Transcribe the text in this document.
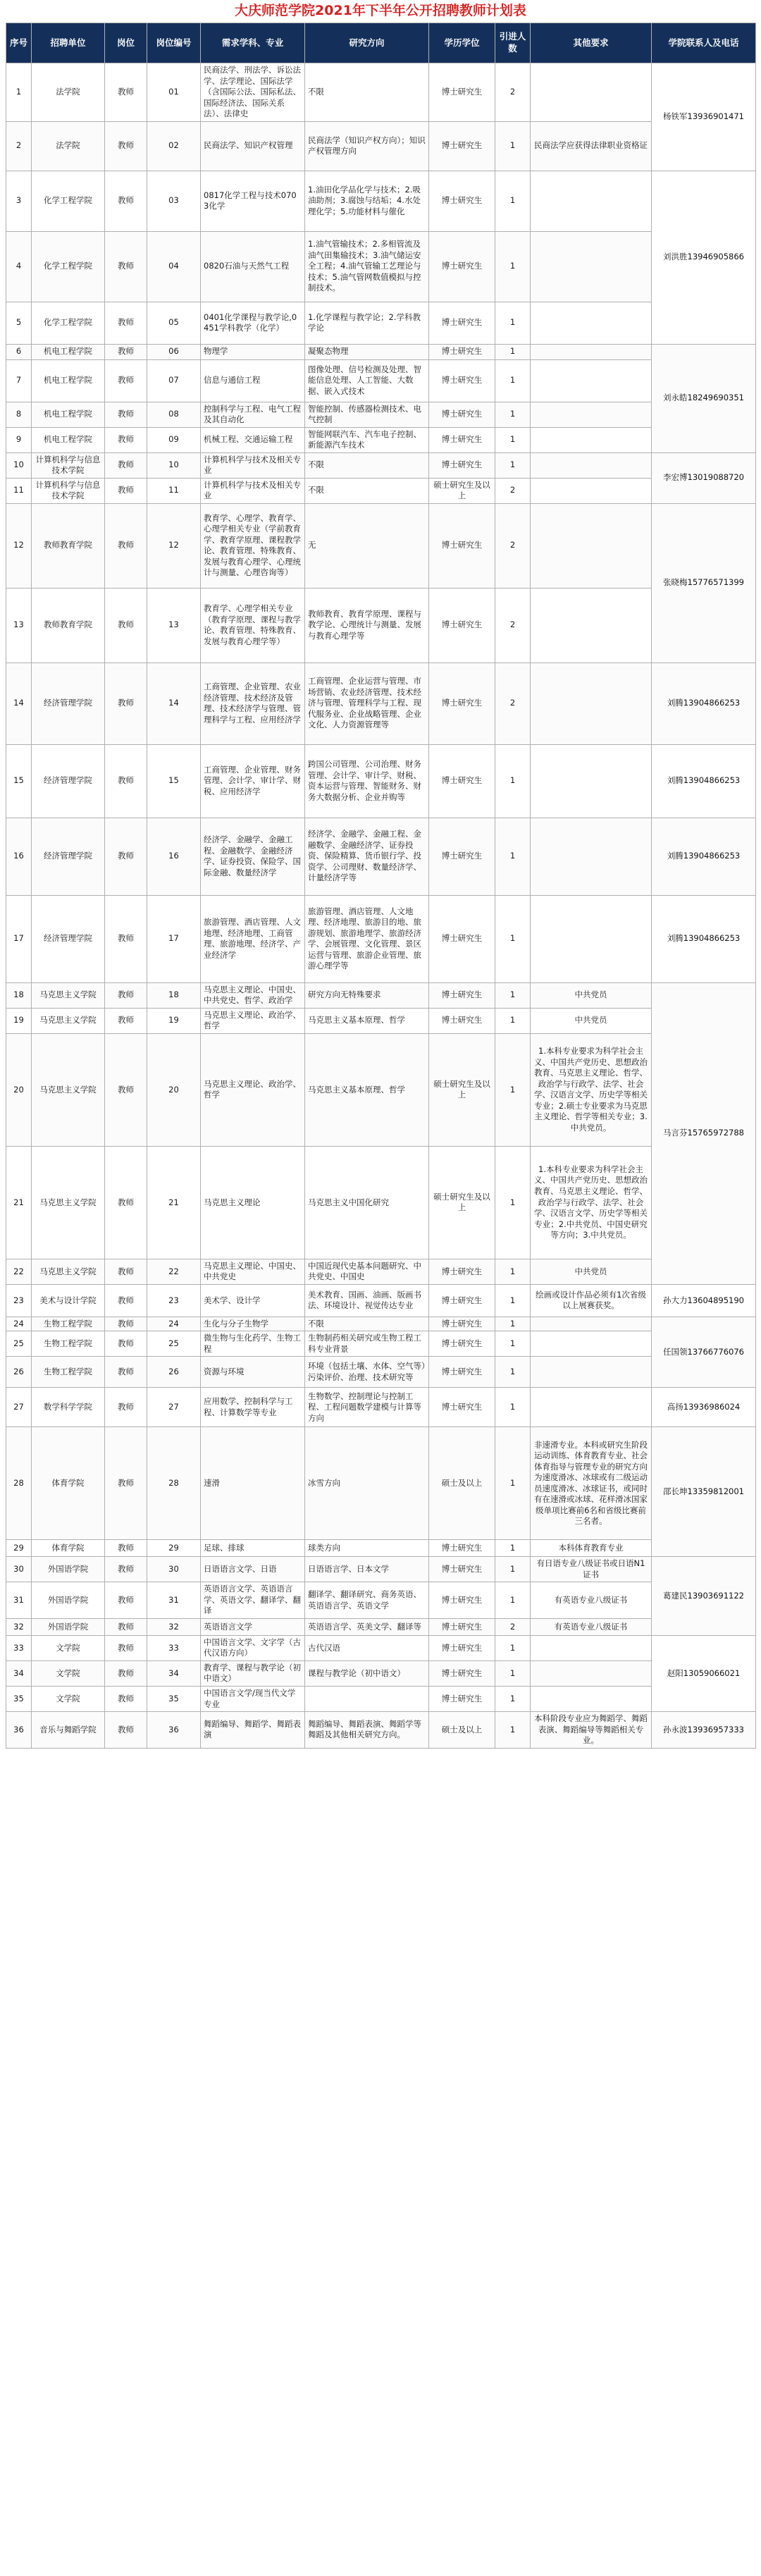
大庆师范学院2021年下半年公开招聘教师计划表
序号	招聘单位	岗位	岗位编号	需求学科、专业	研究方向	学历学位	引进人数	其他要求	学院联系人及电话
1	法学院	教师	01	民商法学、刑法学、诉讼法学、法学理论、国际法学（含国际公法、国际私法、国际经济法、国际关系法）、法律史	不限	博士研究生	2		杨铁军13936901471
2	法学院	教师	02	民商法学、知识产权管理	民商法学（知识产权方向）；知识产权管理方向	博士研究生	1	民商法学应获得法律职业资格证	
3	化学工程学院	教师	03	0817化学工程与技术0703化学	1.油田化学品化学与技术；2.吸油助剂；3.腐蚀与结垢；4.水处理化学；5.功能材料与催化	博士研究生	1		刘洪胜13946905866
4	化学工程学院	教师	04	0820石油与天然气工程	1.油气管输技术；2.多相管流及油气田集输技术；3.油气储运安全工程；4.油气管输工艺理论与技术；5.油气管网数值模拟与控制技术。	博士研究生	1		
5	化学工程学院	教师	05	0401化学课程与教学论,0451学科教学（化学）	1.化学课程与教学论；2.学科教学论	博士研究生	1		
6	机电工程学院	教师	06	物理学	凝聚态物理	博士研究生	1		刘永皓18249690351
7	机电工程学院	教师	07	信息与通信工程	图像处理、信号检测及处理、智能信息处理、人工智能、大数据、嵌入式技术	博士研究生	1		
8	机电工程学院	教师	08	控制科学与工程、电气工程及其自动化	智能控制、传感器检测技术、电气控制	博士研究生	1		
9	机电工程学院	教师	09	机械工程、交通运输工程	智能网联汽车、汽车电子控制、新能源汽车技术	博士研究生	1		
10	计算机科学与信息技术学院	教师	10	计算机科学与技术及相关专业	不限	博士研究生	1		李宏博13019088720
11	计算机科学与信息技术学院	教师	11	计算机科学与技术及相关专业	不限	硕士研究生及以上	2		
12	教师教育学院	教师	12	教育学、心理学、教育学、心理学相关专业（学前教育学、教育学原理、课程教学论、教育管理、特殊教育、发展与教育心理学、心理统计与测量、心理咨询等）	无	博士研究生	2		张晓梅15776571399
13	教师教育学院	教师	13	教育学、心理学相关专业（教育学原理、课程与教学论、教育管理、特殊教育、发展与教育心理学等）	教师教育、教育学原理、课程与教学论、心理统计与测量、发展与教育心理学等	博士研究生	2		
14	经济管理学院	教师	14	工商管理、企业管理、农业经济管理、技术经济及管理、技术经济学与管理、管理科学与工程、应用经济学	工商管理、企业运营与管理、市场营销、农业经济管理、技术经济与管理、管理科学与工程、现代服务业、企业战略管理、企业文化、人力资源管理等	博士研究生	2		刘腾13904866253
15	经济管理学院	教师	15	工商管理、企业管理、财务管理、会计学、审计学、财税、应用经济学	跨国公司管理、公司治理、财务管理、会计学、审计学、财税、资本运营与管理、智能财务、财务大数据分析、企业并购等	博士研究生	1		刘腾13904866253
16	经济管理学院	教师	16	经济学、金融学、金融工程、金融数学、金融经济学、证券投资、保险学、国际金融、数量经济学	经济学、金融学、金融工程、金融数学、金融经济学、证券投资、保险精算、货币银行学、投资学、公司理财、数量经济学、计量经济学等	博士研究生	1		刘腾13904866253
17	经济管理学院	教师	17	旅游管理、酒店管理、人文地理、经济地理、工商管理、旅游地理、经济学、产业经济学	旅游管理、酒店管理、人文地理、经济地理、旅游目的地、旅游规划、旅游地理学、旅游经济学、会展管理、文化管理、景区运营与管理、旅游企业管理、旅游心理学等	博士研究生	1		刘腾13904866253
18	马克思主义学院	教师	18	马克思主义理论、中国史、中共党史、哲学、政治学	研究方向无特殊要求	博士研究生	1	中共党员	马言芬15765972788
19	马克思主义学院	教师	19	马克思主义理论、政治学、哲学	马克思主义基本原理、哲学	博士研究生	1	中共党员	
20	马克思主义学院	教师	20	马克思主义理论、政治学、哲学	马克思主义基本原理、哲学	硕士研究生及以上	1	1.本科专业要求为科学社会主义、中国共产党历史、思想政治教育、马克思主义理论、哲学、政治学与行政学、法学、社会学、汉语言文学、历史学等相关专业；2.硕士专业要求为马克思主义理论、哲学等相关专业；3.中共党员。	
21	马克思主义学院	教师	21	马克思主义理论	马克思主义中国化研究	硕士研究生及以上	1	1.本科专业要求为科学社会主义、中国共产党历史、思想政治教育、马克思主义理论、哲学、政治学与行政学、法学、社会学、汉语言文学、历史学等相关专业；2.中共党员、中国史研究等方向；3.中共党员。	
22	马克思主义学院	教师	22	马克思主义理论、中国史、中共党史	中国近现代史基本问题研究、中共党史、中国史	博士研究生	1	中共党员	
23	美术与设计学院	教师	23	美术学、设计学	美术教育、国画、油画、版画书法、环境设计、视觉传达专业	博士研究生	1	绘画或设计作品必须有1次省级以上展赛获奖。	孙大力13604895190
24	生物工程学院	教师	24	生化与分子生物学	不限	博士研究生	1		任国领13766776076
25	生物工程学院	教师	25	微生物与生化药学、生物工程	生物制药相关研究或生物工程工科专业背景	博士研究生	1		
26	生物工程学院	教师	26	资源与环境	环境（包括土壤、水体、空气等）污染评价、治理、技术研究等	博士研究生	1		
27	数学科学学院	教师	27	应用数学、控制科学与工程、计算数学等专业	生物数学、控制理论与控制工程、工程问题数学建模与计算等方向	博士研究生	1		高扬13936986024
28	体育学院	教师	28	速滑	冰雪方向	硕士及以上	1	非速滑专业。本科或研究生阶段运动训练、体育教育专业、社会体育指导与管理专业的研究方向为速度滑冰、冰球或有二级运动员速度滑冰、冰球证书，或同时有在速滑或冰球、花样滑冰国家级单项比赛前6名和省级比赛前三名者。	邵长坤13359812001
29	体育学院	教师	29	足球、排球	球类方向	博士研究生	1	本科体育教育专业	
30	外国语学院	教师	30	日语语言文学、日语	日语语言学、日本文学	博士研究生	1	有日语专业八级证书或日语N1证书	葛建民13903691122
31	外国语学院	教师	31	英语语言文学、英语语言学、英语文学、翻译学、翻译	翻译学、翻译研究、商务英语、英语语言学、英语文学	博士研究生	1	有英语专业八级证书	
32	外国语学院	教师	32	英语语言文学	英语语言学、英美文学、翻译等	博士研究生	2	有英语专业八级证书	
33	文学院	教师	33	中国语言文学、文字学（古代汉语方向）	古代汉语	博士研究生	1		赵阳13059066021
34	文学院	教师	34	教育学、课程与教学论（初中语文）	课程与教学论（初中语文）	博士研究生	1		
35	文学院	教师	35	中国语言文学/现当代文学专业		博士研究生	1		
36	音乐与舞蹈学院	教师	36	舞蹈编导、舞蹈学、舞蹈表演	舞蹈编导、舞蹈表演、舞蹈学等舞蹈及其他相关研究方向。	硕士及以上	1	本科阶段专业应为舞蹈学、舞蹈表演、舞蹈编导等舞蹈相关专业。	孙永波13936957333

==

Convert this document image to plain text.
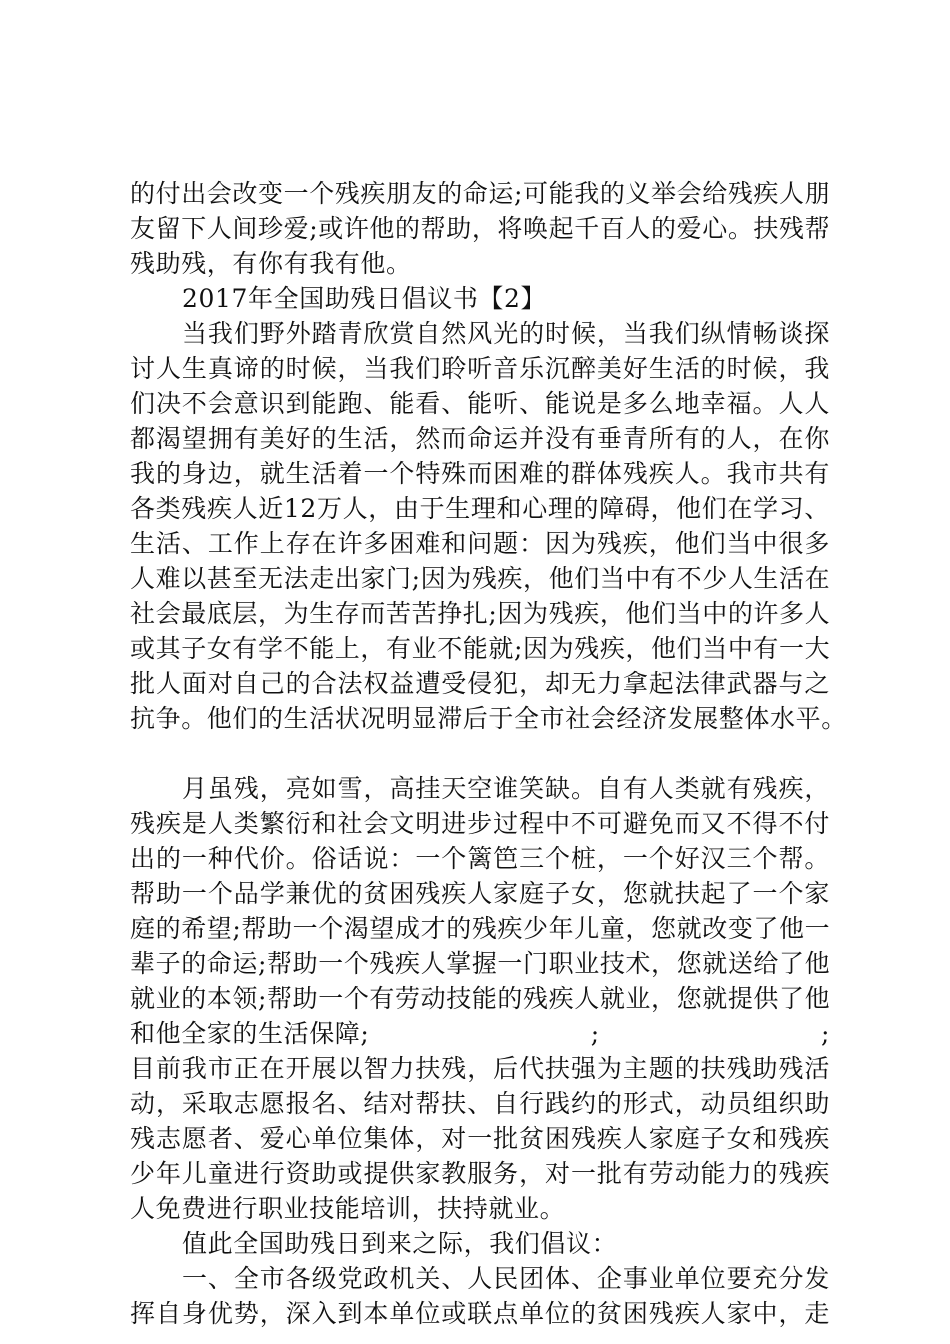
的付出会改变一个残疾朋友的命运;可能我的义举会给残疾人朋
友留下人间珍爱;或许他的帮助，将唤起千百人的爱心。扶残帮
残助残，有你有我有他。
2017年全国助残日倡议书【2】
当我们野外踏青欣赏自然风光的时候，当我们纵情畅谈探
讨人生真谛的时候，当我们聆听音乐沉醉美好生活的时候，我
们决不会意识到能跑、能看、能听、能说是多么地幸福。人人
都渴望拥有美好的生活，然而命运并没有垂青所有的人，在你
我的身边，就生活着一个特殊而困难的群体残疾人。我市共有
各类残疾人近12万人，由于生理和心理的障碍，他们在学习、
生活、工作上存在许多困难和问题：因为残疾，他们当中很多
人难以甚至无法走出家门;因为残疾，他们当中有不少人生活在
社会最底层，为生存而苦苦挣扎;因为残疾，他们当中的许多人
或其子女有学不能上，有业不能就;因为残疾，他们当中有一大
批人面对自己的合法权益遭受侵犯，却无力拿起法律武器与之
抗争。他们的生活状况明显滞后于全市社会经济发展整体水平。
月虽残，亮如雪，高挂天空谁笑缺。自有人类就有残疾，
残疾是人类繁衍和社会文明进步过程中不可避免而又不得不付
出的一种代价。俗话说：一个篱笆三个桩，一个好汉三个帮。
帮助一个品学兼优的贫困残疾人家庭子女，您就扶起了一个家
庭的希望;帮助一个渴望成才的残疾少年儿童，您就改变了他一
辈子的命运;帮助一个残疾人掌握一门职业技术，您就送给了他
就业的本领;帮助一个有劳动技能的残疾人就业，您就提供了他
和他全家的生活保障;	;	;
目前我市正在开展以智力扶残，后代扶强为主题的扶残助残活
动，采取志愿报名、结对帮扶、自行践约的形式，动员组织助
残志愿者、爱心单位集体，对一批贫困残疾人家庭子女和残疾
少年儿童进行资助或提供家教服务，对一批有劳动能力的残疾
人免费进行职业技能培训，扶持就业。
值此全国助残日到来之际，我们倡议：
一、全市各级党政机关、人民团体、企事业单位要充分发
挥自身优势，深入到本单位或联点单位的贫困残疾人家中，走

• **Task to complete**
In the entries above, find each line with the word "计算机科学与技术及相关专业" and show it.

• **Written solution**
10	计算机科学与信息技术学院	教师	10	计算机科学与技术及相关专业	不限	博士研究生	1		李宏博13019088720
11	计算机科学与信息技术学院	教师	11	计算机科学与技术及相关专业	不限	硕士研究生及以上	2		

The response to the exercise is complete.